Do this:
Every line in the listing is to be echoed verbatim.

Data entries for graphics:
* * * * *

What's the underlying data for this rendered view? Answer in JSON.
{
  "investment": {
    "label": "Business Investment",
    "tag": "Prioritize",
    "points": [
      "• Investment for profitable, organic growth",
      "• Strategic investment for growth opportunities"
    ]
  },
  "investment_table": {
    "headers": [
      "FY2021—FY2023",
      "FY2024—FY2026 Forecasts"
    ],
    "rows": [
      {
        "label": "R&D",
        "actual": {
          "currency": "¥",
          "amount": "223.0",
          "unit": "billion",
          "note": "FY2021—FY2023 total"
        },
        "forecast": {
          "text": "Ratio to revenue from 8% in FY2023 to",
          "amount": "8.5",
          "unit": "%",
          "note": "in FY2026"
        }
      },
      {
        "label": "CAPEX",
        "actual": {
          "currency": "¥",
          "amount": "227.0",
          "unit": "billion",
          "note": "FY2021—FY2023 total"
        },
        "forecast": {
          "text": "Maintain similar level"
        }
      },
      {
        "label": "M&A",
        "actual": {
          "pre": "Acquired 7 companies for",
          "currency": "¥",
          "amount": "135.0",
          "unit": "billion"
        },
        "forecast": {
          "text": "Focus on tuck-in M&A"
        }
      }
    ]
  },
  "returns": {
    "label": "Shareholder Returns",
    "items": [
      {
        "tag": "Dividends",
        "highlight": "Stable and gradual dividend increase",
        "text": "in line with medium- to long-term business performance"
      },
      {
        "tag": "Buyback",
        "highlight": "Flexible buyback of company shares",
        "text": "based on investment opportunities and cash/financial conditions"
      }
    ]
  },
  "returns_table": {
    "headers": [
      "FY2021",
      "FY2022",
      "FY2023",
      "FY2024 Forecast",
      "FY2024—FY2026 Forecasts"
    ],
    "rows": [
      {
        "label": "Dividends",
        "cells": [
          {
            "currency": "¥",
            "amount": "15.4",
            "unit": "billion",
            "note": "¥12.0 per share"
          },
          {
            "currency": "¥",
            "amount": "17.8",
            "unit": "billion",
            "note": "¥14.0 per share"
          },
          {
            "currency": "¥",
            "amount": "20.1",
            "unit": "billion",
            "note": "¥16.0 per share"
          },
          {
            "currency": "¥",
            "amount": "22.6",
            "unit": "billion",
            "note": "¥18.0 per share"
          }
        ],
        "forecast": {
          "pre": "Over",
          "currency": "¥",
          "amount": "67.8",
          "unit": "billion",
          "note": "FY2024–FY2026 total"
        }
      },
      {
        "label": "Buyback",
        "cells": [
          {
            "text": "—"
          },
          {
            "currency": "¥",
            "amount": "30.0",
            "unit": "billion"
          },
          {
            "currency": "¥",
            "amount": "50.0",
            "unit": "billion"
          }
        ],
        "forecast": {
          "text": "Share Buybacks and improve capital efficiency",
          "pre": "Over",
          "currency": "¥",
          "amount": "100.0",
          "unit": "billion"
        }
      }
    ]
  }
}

* * * * *

Answer to this task:
What's the underlying data for this rendered view? Answer in JSON.
{
  "investment": {
    "label": "Business Investment",
    "tag": "Prioritize",
    "points": [
      "• Investment for profitable, organic growth",
      "• Strategic investment for growth opportunities"
    ]
  },
  "investment_table": {
    "headers": [
      "FY2021—FY2023",
      "FY2024—FY2026 Forecasts"
    ],
    "rows": [
      {
        "label": "R&D",
        "actual": {
          "currency": "¥",
          "amount": "223.0",
          "unit": "billion",
          "note": "FY2021—FY2023 total"
        },
        "forecast": {
          "text": "Ratio to revenue from 8% in FY2023 to",
          "amount": "8.5",
          "unit": "%",
          "note": "in FY2026"
        }
      },
      {
        "label": "CAPEX",
        "actual": {
          "currency": "¥",
          "amount": "227.0",
          "unit": "billion",
          "note": "FY2021—FY2023 total"
        },
        "forecast": {
          "text": "Maintain similar level"
        }
      },
      {
        "label": "M&A",
        "actual": {
          "pre": "Acquired 7 companies for",
          "currency": "¥",
          "amount": "135.0",
          "unit": "billion"
        },
        "forecast": {
          "text": "Focus on tuck-in M&A"
        }
      }
    ]
  },
  "returns": {
    "label": "Shareholder Returns",
    "items": [
      {
        "tag": "Dividends",
        "highlight": "Stable and gradual dividend increase",
        "text": "in line with medium- to long-term business performance"
      },
      {
        "tag": "Buyback",
        "highlight": "Flexible buyback of company shares",
        "text": "based on investment opportunities and cash/financial conditions"
      }
    ]
  },
  "returns_table": {
    "headers": [
      "FY2021",
      "FY2022",
      "FY2023",
      "FY2024 Forecast",
      "FY2024—FY2026 Forecasts"
    ],
    "rows": [
      {
        "label": "Dividends",
        "cells": [
          {
            "currency": "¥",
            "amount": "15.4",
            "unit": "billion",
            "note": "¥12.0 per share"
          },
          {
            "currency": "¥",
            "amount": "17.8",
            "unit": "billion",
            "note": "¥14.0 per share"
          },
          {
            "currency": "¥",
            "amount": "20.1",
            "unit": "billion",
            "note": "¥16.0 per share"
          },
          {
            "currency": "¥",
            "amount": "22.6",
            "unit": "billion",
            "note": "¥18.0 per share"
          }
        ],
        "forecast": {
          "pre": "Over",
          "currency": "¥",
          "amount": "67.8",
          "unit": "billion",
          "note": "FY2024–FY2026 total"
        }
      },
      {
        "label": "Buyback",
        "cells": [
          {
            "text": "—"
          },
          {
            "currency": "¥",
            "amount": "30.0",
            "unit": "billion"
          },
          {
            "currency": "¥",
            "amount": "50.0",
            "unit": "billion"
          }
        ],
        "forecast": {
          "text": "Share Buybacks and improve capital efficiency",
          "pre": "Over",
          "currency": "¥",
          "amount": "100.0",
          "unit": "billion"
        }
      }
    ]
  }
}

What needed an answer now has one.